(Records from a collection)
>> Begin

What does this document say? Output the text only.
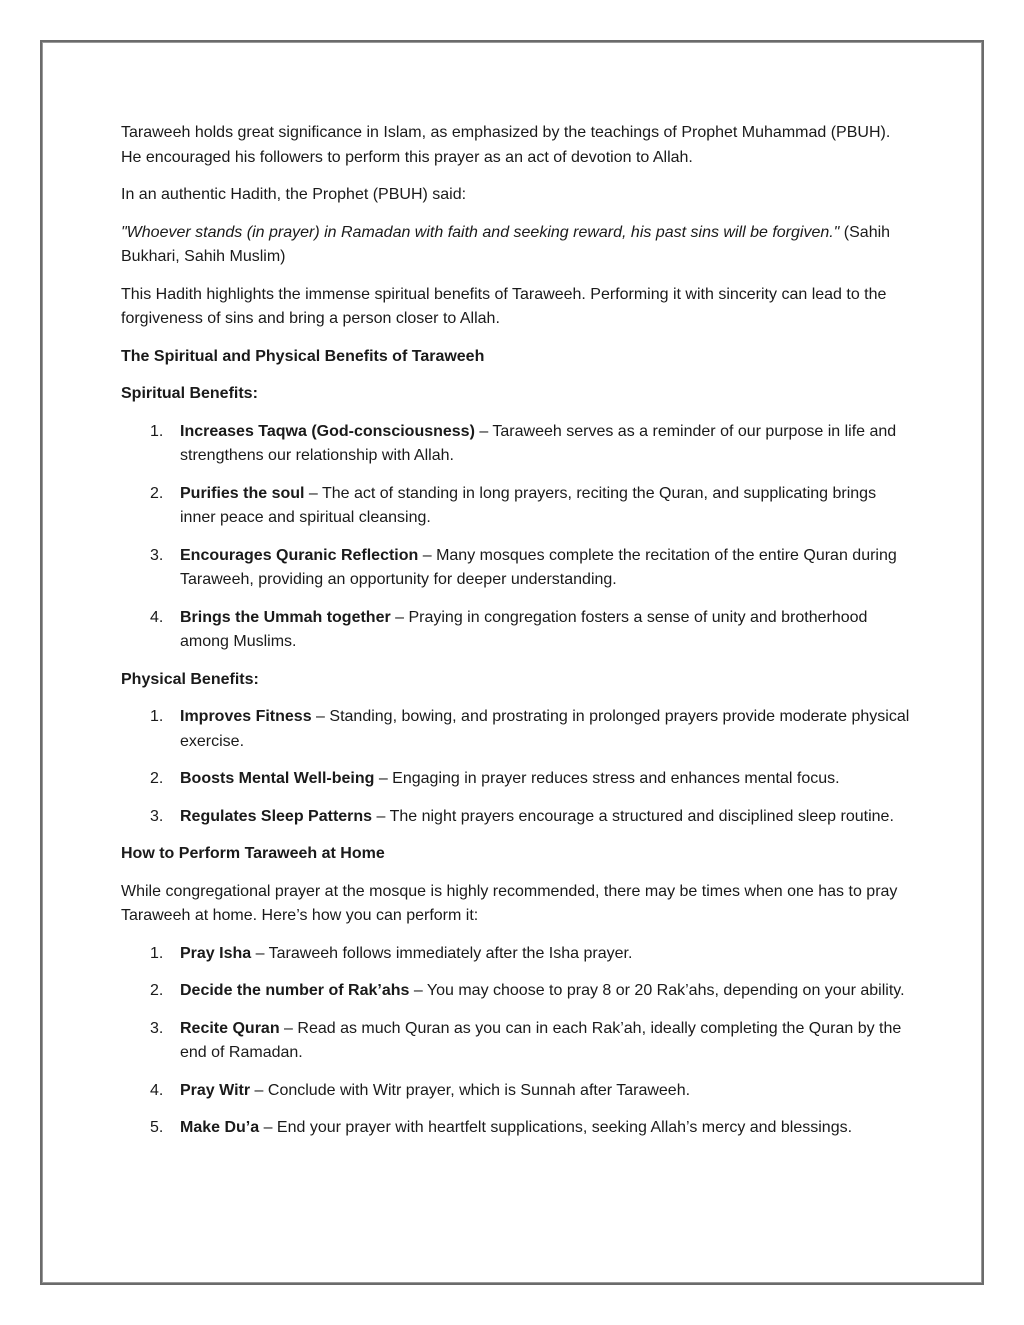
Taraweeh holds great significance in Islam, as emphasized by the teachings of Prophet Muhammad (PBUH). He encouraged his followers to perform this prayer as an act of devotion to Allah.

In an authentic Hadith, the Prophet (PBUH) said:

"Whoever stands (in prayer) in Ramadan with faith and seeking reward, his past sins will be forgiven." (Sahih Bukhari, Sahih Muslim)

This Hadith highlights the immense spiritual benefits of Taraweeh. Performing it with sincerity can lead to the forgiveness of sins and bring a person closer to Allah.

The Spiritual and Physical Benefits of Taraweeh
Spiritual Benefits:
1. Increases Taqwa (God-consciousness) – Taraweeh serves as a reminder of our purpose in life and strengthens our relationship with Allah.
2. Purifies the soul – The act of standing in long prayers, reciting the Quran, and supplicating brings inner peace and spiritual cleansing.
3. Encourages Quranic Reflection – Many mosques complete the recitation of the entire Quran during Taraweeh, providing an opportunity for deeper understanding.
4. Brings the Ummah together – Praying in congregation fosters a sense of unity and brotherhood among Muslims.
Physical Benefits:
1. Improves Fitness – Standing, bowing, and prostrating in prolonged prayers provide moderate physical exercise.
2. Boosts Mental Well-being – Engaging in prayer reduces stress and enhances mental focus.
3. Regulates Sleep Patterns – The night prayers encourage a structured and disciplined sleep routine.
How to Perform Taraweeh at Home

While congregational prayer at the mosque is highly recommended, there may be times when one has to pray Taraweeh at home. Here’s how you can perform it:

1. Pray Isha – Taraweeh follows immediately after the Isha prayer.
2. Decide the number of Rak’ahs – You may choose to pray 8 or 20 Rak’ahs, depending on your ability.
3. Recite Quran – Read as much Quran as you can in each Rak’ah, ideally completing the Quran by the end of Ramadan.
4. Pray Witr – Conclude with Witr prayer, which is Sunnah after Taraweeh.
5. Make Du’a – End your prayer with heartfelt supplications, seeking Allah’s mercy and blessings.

>> End

▶ [TASK BRIEF]:
Quote every line of the records above exactly; no picture is to be copied.

▶ [SOLUTION TO THIS PROBLEM]:
What does this document say? Output the text only.
Taraweeh holds great significance in Islam, as emphasized by the teachings of Prophet Muhammad (PBUH). He encouraged his followers to perform this prayer as an act of devotion to Allah.

In an authentic Hadith, the Prophet (PBUH) said:

"Whoever stands (in prayer) in Ramadan with faith and seeking reward, his past sins will be forgiven." (Sahih Bukhari, Sahih Muslim)

This Hadith highlights the immense spiritual benefits of Taraweeh. Performing it with sincerity can lead to the forgiveness of sins and bring a person closer to Allah.

The Spiritual and Physical Benefits of Taraweeh
Spiritual Benefits:
1. Increases Taqwa (God-consciousness) – Taraweeh serves as a reminder of our purpose in life and strengthens our relationship with Allah.
2. Purifies the soul – The act of standing in long prayers, reciting the Quran, and supplicating brings inner peace and spiritual cleansing.
3. Encourages Quranic Reflection – Many mosques complete the recitation of the entire Quran during Taraweeh, providing an opportunity for deeper understanding.
4. Brings the Ummah together – Praying in congregation fosters a sense of unity and brotherhood among Muslims.
Physical Benefits:
1. Improves Fitness – Standing, bowing, and prostrating in prolonged prayers provide moderate physical exercise.
2. Boosts Mental Well-being – Engaging in prayer reduces stress and enhances mental focus.
3. Regulates Sleep Patterns – The night prayers encourage a structured and disciplined sleep routine.
How to Perform Taraweeh at Home

While congregational prayer at the mosque is highly recommended, there may be times when one has to pray Taraweeh at home. Here’s how you can perform it:

1. Pray Isha – Taraweeh follows immediately after the Isha prayer.
2. Decide the number of Rak’ahs – You may choose to pray 8 or 20 Rak’ahs, depending on your ability.
3. Recite Quran – Read as much Quran as you can in each Rak’ah, ideally completing the Quran by the end of Ramadan.
4. Pray Witr – Conclude with Witr prayer, which is Sunnah after Taraweeh.
5. Make Du’a – End your prayer with heartfelt supplications, seeking Allah’s mercy and blessings.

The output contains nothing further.